§ TASK DIRECTIONS
Search the data below for the word "text" and copy each line that holds it.
++++
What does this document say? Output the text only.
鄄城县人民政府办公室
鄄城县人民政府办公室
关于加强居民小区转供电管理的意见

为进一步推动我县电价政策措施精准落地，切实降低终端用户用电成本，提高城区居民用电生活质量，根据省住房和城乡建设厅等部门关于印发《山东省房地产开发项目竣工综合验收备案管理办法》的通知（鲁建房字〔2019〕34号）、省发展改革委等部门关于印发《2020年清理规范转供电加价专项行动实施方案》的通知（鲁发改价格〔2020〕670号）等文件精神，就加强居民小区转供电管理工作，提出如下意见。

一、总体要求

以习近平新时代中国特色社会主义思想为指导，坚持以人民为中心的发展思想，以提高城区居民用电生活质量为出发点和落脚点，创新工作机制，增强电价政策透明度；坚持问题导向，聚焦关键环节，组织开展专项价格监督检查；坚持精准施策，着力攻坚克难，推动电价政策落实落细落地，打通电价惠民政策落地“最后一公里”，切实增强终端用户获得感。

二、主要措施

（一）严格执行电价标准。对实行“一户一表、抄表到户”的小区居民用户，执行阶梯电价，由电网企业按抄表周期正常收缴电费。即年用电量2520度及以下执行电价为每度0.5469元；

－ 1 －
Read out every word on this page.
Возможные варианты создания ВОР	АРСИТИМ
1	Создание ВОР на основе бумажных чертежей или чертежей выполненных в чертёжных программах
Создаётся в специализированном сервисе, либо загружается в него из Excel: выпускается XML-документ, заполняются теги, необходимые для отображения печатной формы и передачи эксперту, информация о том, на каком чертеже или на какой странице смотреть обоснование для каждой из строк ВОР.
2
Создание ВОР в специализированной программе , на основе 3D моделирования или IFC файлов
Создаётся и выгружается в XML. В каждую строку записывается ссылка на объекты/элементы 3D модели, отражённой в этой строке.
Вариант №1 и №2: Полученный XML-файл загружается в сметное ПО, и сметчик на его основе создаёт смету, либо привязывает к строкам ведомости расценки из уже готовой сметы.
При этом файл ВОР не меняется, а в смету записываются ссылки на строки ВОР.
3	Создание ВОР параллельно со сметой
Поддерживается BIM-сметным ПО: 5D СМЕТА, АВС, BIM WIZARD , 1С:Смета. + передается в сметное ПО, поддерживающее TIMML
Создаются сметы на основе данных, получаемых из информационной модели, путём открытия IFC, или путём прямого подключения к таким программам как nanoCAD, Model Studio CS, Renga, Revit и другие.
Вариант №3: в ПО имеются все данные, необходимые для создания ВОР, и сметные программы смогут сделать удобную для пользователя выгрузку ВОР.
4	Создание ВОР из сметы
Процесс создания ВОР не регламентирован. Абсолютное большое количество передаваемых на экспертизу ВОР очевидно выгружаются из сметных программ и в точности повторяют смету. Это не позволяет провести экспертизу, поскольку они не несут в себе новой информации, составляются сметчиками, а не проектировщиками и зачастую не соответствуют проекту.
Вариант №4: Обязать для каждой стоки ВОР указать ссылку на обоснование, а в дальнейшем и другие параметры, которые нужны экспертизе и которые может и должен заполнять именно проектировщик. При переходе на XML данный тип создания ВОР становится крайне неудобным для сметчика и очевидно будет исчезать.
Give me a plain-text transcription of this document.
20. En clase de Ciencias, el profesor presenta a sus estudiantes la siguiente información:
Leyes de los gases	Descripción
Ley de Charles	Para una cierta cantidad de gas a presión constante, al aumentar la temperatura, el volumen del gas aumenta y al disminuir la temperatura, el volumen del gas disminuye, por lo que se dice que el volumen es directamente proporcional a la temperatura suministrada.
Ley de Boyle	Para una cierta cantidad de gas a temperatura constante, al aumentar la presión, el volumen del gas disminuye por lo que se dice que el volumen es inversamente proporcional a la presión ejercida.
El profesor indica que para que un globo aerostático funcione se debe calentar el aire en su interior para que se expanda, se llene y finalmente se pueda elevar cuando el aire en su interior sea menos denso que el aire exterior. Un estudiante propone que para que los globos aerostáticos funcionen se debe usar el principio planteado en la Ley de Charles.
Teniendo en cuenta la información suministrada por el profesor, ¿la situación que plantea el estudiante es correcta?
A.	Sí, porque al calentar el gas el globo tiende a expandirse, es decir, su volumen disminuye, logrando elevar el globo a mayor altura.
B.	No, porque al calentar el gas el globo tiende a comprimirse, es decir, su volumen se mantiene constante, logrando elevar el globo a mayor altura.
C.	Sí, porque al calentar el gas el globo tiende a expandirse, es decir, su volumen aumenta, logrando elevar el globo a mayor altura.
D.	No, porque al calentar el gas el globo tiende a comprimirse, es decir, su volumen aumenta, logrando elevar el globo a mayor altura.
++++
§ ANSWER
What does this document say? Output the text only.
Give me a plain-text transcription of this document.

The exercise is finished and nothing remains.